■ **Written exercise 1**:
In the passage on card balance, what is the average toughness of the five-cost creatures in Standard?

■ **Passage given**:
2) Titans – There are 101 five-cost creatures (and Cruella de Vil wants them all!) in Standard today. The average power comes to 3.28 (counting three
power on both star-powered creatures and four power for Sensor Splicer), and their toughness averages to 3.68. The average power/toughness for a
six-drop is 4.69 / 4.71. The average power/toughness for a seven-drop is 5.82/6.60.
The Titan’s abilities are arguably the most powerful standalone creature abilities in the format right now (barring SFM). With abilities that are
repeatable and free, if they aren’t dealt with immediately, they usually spell game. If the creature is dealt with, value was still gained by
just resolving it. With an average power/toughness ratio of a seven-drop combined with the gravity of their abilities, the theory of cost doesn’t
need to be examined here. These creatures are too good.
This seems to be a case of WotC pushing mythic rares. As I stated earlier, if balance were the only driving issue of a card, rarity would not affect
its power level. Mythics have been argued up and down since their inception, so I’ll spare the soap boxing.
Proposed Solution – M12 is of course already in the works, but if I had my way they wouldn’t see print. They’re too good for their cost,
are arguably the default win conditions of many decks looking for a late-game threat, and marginalize most other creatures in their cost range, even
some above its cost range. I would stress a much stricter adherence to the Theory of Cost in the future.
Now for balance issue I feel goes much deeper:
Artifact and Enchantment Removal – Creatures are the easiest permanents to destroy. As the most common way of dispatching an opponent, they have
numerous perilous interactions with other permanents. This combined with spells that deal damage or destroy creatures keep them in check in multiple
and organic ways. Artifacts and enchantments have a more binary interaction. They’re either alive (and helping you), or dead (and not).

■ **Information shown**:
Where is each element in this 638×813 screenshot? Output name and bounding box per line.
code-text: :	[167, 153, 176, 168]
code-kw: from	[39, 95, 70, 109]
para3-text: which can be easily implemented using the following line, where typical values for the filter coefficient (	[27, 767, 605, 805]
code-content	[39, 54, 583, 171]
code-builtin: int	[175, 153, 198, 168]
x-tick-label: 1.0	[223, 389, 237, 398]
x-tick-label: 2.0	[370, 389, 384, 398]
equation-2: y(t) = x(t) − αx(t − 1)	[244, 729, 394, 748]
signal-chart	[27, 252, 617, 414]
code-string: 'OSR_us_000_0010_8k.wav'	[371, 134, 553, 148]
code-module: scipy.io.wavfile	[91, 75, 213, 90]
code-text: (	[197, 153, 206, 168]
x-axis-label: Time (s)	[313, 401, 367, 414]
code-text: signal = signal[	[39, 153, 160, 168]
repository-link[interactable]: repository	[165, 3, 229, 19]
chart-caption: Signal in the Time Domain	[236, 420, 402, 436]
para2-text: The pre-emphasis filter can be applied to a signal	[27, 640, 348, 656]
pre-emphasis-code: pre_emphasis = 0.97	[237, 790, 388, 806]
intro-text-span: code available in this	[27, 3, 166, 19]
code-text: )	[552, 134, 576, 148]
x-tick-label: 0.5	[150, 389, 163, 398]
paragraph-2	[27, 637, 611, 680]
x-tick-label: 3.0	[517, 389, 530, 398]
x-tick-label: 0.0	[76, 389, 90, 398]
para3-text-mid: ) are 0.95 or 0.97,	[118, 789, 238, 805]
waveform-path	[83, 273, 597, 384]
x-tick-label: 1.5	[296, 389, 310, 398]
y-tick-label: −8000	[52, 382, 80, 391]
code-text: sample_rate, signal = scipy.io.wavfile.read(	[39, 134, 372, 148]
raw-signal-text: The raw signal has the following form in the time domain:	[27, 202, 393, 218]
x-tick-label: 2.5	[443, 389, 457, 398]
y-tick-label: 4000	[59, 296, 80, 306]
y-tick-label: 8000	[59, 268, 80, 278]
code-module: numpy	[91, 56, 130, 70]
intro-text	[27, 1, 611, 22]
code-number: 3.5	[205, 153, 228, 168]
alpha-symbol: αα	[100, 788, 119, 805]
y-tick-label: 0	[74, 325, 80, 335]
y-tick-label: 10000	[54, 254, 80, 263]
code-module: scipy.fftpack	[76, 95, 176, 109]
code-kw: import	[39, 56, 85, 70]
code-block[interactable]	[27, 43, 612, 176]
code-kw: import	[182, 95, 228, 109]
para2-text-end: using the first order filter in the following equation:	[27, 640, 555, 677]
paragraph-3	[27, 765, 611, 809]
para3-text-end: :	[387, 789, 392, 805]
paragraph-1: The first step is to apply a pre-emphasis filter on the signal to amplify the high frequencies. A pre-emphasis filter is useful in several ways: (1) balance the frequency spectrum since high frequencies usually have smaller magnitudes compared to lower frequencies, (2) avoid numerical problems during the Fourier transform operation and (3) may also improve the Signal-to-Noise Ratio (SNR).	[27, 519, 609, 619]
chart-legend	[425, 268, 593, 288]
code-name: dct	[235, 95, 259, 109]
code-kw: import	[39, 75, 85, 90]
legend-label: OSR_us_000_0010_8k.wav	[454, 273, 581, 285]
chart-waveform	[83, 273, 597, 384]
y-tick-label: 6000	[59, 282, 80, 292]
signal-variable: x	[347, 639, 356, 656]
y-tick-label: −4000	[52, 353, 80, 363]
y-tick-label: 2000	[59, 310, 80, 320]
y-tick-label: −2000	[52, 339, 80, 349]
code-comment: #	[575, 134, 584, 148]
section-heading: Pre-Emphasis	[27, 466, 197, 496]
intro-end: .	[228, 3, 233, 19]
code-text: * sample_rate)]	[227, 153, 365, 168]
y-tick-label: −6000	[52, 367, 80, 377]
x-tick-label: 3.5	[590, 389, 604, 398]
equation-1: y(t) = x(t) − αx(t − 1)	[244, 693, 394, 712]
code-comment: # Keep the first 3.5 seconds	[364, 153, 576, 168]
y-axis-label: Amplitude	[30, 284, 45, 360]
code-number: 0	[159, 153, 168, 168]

* * *

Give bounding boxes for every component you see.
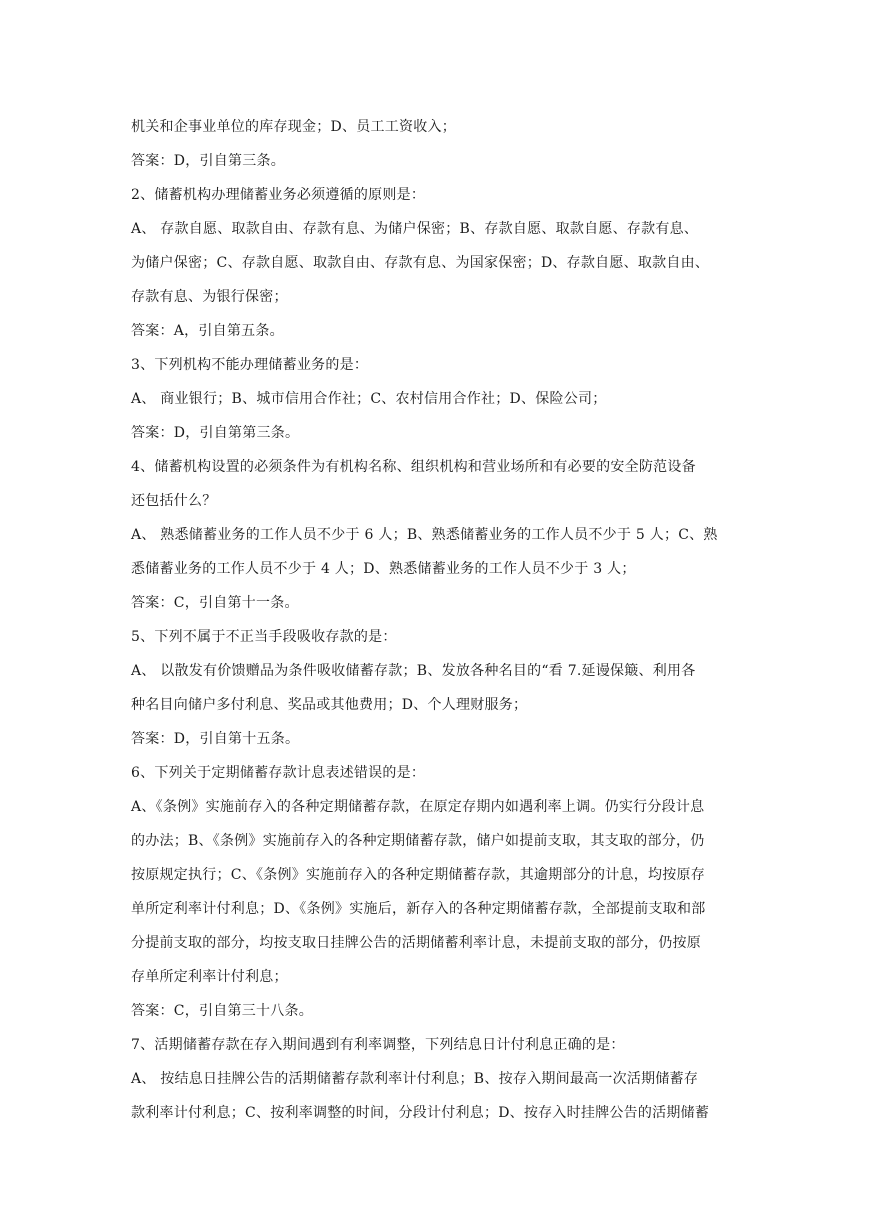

* * *

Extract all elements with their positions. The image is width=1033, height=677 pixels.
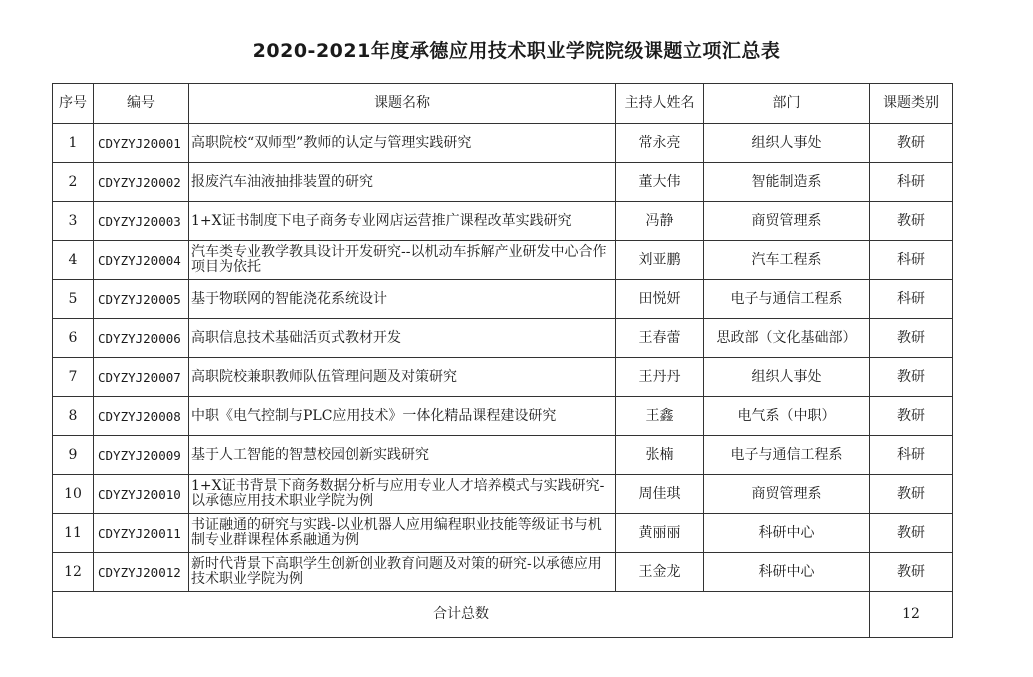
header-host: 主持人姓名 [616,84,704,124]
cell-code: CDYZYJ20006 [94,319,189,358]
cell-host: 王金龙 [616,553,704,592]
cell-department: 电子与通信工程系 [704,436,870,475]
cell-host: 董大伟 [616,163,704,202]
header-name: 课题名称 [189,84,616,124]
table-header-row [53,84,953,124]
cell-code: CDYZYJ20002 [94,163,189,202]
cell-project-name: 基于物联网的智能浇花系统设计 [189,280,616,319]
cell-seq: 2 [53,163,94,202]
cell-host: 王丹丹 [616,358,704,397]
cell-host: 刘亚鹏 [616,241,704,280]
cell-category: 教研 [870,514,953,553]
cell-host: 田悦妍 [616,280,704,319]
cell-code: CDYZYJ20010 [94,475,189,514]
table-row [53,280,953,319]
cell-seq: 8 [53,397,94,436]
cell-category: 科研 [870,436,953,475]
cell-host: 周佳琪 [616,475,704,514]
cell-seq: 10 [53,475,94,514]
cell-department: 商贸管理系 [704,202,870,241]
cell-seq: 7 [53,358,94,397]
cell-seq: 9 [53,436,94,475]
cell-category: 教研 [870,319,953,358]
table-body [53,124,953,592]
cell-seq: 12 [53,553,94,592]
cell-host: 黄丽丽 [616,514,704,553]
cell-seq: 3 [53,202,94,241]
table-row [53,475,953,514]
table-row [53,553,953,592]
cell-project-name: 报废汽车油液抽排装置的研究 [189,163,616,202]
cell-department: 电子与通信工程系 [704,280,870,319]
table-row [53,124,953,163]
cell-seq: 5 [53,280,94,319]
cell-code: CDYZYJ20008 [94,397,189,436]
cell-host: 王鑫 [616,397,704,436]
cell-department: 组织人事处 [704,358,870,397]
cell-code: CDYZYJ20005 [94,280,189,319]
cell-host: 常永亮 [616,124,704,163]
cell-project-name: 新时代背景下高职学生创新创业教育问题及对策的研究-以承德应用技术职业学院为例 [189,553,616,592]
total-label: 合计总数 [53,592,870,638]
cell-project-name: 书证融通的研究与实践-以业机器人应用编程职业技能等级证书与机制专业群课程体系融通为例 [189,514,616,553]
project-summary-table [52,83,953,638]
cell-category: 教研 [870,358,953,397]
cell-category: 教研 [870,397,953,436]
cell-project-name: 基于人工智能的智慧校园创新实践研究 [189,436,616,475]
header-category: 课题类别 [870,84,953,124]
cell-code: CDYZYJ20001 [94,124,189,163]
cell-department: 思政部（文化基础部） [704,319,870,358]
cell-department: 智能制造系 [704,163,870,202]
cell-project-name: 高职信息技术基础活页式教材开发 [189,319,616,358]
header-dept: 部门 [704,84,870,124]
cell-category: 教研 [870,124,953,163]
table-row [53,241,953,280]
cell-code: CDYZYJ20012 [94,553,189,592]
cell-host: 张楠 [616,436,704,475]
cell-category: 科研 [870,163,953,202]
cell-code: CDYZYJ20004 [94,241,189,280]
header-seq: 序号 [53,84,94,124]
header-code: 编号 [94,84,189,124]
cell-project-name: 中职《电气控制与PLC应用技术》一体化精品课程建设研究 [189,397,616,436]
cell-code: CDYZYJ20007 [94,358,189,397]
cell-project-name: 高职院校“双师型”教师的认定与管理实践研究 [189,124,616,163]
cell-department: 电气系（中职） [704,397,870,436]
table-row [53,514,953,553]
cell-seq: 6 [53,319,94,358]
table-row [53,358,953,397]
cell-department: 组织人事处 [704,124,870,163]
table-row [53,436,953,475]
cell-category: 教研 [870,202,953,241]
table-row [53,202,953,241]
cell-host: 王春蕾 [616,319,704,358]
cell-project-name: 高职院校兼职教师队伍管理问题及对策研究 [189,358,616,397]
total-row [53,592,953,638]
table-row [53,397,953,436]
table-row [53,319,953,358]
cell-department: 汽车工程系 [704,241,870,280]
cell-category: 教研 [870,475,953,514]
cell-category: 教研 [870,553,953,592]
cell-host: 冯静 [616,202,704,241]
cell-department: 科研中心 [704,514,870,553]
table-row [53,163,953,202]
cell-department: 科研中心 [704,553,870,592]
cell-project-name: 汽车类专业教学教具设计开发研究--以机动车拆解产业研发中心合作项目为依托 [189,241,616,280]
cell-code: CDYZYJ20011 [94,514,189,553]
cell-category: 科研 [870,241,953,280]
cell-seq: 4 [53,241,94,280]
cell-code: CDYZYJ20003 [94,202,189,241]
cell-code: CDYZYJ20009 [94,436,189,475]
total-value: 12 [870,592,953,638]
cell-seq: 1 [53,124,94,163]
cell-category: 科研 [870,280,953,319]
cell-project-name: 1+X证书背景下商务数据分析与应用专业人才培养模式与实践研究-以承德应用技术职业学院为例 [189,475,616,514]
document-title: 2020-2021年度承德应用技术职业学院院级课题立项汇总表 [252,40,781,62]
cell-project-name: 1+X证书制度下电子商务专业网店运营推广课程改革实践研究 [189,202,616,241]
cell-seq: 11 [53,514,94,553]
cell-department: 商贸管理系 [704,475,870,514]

■ **Written exercise 2**:
In the records, start at the line that contains "Where is each" and stop after the line that contains "153, 198, 168]". Rewrite those lines as a numbered list, skipping any blank lines.

■ **Correct output 1**:
3.68

■ **Correct output 2**:
1. Where is each element in this 638×813 screenshot? Output name and bounding box per line.
2. code-text: :	[167, 153, 176, 168]
3. code-kw: from	[39, 95, 70, 109]
4. para3-text: which can be easily implemented using the following line, where typical values for the filter coefficient (	[27, 767, 605, 805]
5. code-content	[39, 54, 583, 171]
6. code-builtin: int	[175, 153, 198, 168]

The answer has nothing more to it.